Show every line that has the string "JSON" in it.

____

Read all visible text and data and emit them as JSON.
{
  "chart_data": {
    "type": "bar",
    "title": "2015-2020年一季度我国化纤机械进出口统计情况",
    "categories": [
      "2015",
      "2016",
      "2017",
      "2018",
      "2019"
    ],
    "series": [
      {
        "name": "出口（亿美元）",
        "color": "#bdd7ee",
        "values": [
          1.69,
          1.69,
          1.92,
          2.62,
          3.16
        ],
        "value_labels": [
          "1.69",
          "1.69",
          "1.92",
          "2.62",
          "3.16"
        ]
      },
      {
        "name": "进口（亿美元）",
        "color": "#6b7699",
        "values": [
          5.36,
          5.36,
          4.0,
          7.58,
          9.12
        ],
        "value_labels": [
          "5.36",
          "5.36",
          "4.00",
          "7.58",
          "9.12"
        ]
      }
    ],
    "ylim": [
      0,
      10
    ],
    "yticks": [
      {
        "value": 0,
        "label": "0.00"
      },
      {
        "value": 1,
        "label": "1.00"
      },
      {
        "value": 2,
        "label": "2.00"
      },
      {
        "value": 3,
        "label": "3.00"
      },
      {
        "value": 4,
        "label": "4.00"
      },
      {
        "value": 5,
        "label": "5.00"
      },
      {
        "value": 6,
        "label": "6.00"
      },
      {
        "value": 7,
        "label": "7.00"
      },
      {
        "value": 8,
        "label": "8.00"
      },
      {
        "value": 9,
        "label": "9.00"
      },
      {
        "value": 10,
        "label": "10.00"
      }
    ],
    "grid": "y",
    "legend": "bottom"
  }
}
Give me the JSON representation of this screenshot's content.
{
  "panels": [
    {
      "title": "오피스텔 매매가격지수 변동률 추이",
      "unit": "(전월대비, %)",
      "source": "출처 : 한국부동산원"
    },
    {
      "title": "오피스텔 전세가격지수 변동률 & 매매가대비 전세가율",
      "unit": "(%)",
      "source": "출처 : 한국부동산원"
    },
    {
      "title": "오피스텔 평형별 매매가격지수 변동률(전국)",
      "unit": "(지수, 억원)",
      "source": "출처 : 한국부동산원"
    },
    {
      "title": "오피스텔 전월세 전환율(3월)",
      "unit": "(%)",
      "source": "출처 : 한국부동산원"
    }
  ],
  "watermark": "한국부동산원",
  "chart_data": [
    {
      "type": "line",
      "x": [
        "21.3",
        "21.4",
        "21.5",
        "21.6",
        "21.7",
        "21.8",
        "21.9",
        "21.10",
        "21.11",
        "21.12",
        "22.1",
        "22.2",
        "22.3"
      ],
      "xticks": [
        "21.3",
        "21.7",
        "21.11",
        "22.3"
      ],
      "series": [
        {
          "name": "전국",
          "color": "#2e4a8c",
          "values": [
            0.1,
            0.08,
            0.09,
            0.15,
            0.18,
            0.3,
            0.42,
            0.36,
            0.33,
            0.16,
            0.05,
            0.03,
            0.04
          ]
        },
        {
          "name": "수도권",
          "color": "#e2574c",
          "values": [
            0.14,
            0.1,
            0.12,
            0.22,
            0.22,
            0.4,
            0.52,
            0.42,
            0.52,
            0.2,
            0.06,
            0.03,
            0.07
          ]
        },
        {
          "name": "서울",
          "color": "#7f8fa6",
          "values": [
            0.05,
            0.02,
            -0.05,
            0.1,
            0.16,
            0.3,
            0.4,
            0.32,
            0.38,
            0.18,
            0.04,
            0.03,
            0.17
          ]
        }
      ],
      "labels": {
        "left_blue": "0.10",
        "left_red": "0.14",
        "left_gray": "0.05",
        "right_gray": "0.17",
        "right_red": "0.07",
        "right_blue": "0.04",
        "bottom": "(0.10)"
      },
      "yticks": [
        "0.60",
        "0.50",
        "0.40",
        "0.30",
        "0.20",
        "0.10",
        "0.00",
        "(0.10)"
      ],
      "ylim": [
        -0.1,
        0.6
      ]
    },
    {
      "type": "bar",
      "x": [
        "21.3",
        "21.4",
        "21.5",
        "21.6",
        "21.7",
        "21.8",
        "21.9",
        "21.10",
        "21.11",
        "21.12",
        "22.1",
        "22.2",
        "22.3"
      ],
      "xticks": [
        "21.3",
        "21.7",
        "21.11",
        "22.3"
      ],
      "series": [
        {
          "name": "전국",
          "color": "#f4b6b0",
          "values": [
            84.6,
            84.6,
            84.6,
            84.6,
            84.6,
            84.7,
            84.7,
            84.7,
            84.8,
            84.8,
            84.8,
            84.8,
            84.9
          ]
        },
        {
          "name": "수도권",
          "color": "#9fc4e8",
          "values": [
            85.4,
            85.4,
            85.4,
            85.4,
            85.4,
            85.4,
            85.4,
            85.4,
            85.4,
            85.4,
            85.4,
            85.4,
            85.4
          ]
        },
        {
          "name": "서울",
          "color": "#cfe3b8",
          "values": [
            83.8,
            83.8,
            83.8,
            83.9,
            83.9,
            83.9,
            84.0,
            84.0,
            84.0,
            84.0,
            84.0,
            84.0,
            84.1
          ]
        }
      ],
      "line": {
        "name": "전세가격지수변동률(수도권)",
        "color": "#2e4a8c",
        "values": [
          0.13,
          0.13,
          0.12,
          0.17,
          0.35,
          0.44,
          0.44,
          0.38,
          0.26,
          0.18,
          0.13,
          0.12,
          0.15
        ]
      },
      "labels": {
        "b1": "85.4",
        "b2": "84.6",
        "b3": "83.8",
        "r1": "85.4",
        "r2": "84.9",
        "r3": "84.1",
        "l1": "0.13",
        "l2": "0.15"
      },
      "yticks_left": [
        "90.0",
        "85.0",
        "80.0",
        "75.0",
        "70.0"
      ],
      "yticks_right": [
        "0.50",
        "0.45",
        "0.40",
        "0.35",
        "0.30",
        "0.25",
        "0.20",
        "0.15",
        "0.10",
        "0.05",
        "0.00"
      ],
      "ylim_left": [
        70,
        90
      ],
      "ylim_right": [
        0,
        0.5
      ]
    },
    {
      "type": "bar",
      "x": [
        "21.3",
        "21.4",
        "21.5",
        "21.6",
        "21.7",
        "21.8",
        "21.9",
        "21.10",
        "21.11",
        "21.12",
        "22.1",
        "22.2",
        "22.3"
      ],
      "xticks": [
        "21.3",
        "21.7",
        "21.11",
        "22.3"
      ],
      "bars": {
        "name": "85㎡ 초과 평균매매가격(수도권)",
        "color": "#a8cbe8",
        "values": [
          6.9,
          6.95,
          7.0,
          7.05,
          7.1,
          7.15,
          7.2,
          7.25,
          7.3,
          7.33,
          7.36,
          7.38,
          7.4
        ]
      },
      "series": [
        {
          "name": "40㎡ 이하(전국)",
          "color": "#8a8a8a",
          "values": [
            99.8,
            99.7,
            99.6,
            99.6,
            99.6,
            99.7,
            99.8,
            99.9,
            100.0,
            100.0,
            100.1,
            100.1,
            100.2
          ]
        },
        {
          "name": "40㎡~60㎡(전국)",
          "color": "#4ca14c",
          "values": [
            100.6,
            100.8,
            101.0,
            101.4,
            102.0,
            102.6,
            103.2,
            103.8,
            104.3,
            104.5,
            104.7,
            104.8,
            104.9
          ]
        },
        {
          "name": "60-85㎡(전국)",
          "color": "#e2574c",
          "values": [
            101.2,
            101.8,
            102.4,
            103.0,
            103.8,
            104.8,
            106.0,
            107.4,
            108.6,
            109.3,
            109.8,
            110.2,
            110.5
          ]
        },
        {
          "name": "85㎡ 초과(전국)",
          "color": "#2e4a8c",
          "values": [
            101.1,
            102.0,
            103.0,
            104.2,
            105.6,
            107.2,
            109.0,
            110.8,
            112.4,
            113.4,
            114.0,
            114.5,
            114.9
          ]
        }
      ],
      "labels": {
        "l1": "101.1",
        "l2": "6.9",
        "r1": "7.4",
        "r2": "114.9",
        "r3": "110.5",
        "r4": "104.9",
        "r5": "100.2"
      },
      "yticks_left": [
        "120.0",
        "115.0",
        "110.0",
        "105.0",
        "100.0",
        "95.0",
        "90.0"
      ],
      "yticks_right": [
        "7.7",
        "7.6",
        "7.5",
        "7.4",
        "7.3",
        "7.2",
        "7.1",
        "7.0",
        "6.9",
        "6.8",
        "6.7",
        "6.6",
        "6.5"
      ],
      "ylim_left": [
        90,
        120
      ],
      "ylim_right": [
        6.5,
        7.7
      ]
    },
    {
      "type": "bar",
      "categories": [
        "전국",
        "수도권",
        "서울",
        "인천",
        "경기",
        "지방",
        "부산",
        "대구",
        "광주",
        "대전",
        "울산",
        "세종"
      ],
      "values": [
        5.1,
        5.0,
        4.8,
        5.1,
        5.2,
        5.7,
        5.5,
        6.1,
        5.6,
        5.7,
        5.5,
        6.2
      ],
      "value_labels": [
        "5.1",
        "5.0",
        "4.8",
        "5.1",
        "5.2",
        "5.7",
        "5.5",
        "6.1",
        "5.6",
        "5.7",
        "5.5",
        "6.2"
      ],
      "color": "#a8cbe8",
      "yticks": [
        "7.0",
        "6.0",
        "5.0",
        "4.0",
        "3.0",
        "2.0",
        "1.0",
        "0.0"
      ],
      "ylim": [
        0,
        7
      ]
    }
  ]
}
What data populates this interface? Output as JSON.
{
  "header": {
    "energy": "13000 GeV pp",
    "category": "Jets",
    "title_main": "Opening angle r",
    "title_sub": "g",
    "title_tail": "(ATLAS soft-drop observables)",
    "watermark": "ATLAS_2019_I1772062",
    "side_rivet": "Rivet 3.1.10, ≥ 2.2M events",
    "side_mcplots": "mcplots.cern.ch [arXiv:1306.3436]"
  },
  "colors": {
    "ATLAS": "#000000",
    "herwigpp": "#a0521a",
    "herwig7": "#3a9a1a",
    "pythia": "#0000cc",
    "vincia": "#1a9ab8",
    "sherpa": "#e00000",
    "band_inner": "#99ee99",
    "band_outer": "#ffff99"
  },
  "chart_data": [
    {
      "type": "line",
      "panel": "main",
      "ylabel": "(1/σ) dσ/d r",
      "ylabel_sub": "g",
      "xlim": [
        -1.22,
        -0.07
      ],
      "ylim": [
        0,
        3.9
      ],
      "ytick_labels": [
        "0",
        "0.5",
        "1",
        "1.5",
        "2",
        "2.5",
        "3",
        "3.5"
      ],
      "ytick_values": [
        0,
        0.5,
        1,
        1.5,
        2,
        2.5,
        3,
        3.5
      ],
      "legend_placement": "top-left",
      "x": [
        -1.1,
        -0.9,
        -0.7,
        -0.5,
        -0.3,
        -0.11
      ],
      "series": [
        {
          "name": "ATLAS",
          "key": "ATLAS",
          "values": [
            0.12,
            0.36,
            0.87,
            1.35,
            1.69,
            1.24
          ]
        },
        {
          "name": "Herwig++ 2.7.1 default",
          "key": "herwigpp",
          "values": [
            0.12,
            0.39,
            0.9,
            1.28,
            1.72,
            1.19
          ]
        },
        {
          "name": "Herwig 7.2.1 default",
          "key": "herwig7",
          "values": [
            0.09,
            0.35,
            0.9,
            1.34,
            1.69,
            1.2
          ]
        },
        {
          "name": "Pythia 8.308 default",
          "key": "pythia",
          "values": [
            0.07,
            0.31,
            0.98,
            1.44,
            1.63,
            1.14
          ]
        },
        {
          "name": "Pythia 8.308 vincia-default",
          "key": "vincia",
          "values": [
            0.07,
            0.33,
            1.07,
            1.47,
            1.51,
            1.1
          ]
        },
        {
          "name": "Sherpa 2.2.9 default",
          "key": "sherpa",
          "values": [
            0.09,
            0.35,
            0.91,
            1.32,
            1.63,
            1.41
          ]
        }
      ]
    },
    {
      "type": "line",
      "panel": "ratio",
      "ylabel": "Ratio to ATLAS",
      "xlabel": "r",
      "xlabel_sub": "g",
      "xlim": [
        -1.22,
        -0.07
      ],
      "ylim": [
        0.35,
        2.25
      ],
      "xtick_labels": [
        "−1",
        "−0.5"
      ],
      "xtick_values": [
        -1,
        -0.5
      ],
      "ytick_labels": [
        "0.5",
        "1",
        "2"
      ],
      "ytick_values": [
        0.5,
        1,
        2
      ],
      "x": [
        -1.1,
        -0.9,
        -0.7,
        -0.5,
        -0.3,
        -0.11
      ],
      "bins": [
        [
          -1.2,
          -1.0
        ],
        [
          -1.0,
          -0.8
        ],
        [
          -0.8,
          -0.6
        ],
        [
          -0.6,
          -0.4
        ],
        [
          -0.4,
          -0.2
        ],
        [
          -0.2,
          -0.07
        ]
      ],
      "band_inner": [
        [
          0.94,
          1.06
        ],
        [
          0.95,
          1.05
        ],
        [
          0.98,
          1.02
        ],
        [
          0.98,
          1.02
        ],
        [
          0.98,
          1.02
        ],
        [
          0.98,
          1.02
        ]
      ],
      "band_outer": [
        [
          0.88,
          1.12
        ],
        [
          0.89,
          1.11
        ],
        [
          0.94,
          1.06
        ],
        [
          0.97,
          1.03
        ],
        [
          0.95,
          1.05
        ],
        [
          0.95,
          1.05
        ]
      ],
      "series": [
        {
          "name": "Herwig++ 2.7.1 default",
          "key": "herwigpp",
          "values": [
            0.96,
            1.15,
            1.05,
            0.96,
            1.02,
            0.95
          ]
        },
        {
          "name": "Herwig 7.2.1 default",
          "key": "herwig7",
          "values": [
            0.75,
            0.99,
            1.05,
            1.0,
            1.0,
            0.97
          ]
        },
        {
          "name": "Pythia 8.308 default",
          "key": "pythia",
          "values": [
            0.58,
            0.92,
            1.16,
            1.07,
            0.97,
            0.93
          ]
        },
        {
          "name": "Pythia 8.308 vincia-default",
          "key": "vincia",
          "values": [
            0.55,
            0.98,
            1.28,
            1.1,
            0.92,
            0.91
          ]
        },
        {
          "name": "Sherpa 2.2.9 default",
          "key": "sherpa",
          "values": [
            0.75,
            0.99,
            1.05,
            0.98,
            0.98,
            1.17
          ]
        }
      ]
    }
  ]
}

____

TASK OUTPUT =
Read all visible text and data and emit them as JSON.
Give me the JSON representation of this screenshot's content.
What data populates this interface? Output as JSON.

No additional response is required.